■ Prompt: Every line holding the string "projektová" should be gathered.

(Data records)
* * * * * * *
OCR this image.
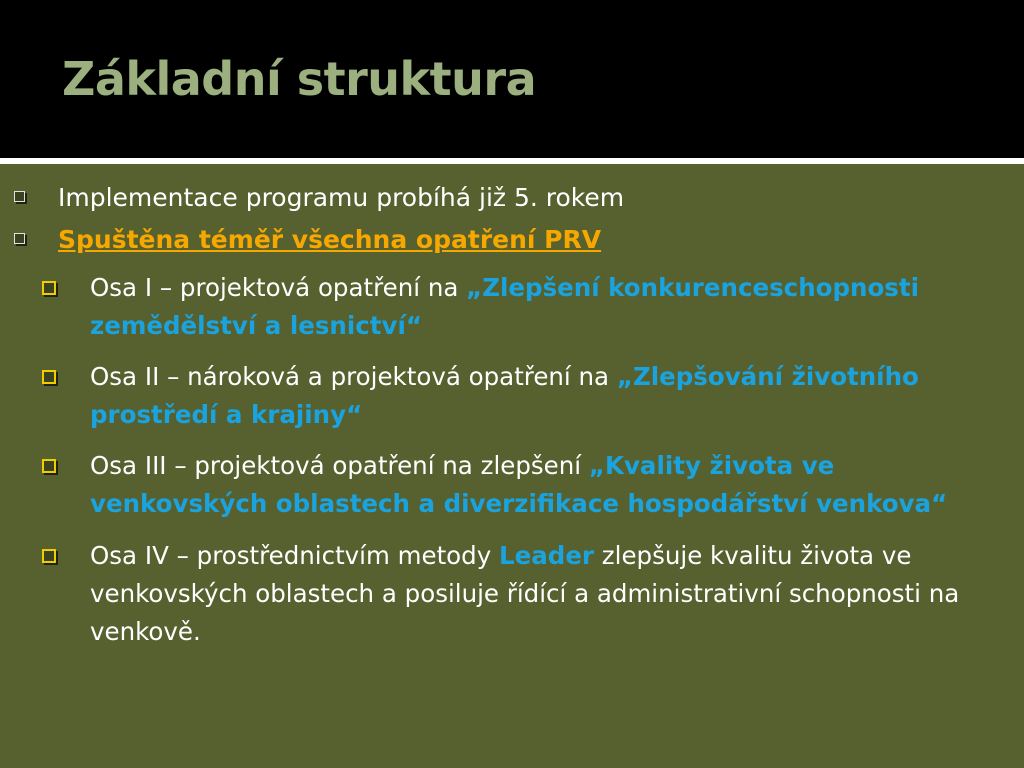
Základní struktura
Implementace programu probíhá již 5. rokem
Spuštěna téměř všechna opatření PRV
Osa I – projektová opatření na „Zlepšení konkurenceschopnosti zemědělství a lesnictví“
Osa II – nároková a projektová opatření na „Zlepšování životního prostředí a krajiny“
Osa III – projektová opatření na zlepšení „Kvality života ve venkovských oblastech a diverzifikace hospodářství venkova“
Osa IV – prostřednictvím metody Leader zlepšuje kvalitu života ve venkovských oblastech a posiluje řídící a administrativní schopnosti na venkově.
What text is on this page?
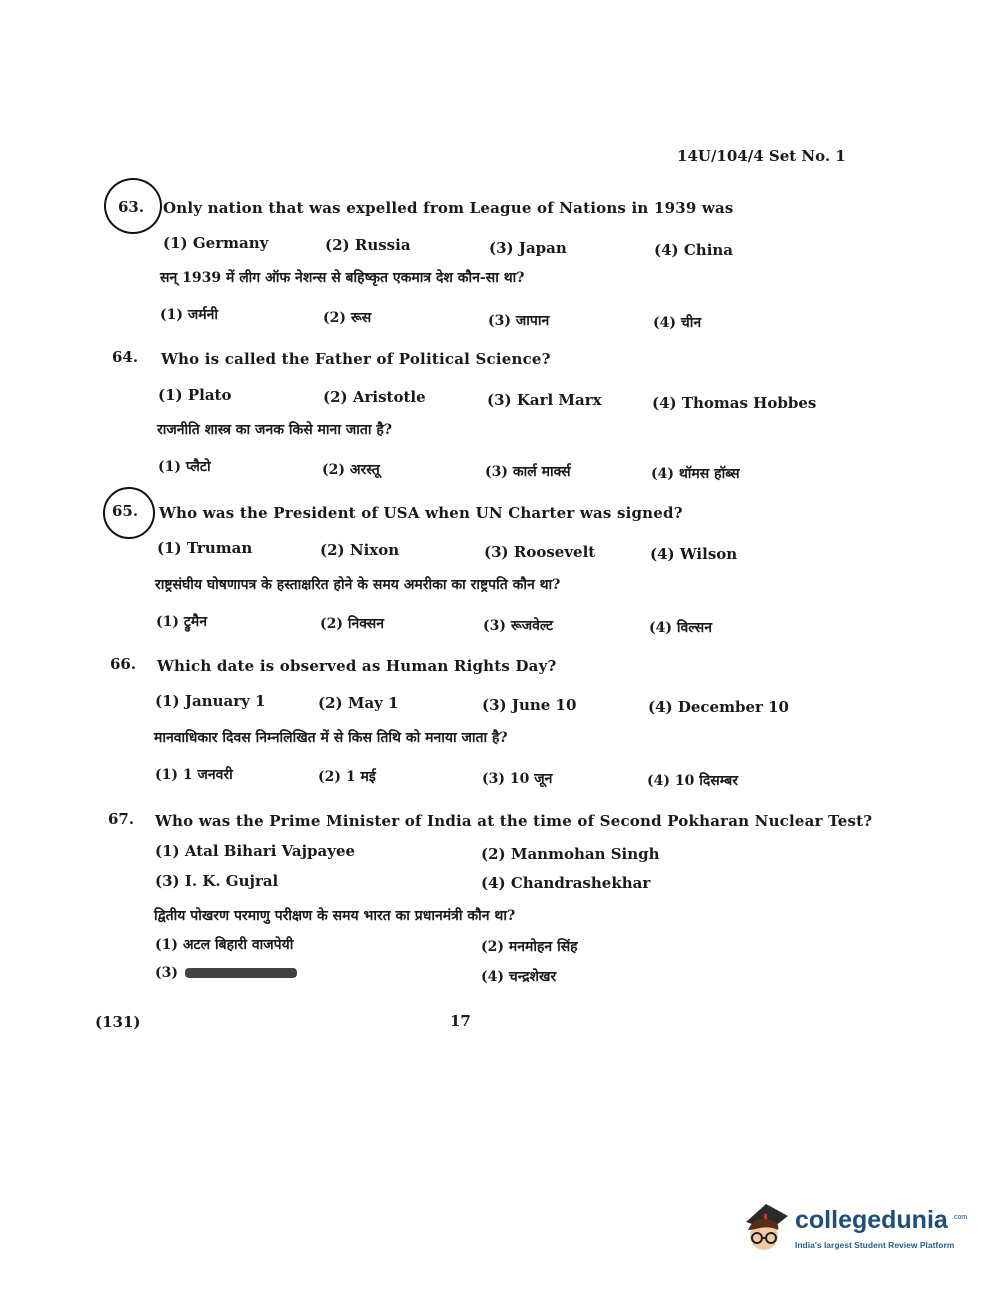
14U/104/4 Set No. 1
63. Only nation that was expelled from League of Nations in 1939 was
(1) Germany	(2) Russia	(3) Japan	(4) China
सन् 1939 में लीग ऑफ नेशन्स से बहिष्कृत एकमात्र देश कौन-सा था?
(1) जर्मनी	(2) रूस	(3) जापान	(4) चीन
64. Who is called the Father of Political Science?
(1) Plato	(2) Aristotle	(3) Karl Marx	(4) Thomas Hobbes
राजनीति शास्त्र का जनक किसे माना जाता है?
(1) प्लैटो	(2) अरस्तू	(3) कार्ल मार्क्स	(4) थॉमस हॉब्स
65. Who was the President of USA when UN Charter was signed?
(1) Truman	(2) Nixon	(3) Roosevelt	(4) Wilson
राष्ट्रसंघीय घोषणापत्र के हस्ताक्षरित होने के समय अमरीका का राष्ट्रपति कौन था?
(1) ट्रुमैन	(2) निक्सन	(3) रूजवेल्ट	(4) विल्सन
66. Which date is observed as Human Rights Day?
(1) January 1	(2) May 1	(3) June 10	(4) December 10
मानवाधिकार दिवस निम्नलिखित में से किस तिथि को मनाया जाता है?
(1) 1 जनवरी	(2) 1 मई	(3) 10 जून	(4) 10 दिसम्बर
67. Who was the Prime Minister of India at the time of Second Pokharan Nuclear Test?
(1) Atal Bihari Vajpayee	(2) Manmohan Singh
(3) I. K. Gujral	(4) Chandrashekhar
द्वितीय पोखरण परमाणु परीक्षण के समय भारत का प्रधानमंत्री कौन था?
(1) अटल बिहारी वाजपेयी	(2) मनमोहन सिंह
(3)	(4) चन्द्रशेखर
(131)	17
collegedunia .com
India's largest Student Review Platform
* * * * * * *
■ Answer to the task:
Osa I – projektová opatření na „Zlepšení konkurenceschopnosti zemědělství a lesnictví“
Osa II – nároková a projektová opatření na „Zlepšování životního prostředí a krajiny“
Osa III – projektová opatření na zlepšení „Kvality života ve venkovských oblastech a diverzifikace hospodářství venkova“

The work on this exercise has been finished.